# EXTRACTED RECORDS start
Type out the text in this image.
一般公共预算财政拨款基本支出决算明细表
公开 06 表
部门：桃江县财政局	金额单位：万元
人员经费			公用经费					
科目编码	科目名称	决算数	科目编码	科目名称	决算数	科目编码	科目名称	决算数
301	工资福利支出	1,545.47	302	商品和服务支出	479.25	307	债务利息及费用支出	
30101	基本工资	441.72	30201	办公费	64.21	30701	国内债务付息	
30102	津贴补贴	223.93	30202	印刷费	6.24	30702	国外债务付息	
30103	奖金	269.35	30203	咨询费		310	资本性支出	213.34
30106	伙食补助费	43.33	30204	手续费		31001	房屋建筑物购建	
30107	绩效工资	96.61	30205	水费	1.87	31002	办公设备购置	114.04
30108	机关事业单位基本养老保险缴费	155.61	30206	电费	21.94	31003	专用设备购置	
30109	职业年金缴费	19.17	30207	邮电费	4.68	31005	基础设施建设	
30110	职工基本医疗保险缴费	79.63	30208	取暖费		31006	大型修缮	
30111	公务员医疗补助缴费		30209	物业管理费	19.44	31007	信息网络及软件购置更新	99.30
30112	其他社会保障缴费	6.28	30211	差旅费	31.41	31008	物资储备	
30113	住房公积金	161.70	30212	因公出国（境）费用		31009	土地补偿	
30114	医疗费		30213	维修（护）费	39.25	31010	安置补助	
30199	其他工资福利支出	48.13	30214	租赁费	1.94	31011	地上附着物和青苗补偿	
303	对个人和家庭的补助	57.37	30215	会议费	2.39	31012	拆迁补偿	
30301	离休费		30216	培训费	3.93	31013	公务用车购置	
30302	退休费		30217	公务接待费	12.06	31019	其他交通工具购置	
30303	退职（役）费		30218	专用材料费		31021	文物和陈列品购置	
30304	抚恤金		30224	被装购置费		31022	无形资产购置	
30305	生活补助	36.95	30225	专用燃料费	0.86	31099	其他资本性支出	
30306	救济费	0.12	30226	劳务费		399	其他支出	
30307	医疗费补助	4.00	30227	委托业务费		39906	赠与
# EXTRACTED RECORDS end
PROBLEM DESCRIPTION>
Reproduce each entry above exactly, keeping every word.

RESPONSE TO THIS EXERCISE>
Type out the text in this image.
一般公共预算财政拨款基本支出决算明细表
公开 06 表
部门：桃江县财政局	金额单位：万元
人员经费			公用经费					
科目编码	科目名称	决算数	科目编码	科目名称	决算数	科目编码	科目名称	决算数
301	工资福利支出	1,545.47	302	商品和服务支出	479.25	307	债务利息及费用支出	
30101	基本工资	441.72	30201	办公费	64.21	30701	国内债务付息	
30102	津贴补贴	223.93	30202	印刷费	6.24	30702	国外债务付息	
30103	奖金	269.35	30203	咨询费		310	资本性支出	213.34
30106	伙食补助费	43.33	30204	手续费		31001	房屋建筑物购建	
30107	绩效工资	96.61	30205	水费	1.87	31002	办公设备购置	114.04
30108	机关事业单位基本养老保险缴费	155.61	30206	电费	21.94	31003	专用设备购置	
30109	职业年金缴费	19.17	30207	邮电费	4.68	31005	基础设施建设	
30110	职工基本医疗保险缴费	79.63	30208	取暖费		31006	大型修缮	
30111	公务员医疗补助缴费		30209	物业管理费	19.44	31007	信息网络及软件购置更新	99.30
30112	其他社会保障缴费	6.28	30211	差旅费	31.41	31008	物资储备	
30113	住房公积金	161.70	30212	因公出国（境）费用		31009	土地补偿	
30114	医疗费		30213	维修（护）费	39.25	31010	安置补助	
30199	其他工资福利支出	48.13	30214	租赁费	1.94	31011	地上附着物和青苗补偿	
303	对个人和家庭的补助	57.37	30215	会议费	2.39	31012	拆迁补偿	
30301	离休费		30216	培训费	3.93	31013	公务用车购置	
30302	退休费		30217	公务接待费	12.06	31019	其他交通工具购置	
30303	退职（役）费		30218	专用材料费		31021	文物和陈列品购置	
30304	抚恤金		30224	被装购置费		31022	无形资产购置	
30305	生活补助	36.95	30225	专用燃料费	0.86	31099	其他资本性支出	
30306	救济费	0.12	30226	劳务费		399	其他支出	
30307	医疗费补助	4.00	30227	委托业务费		39906	赠与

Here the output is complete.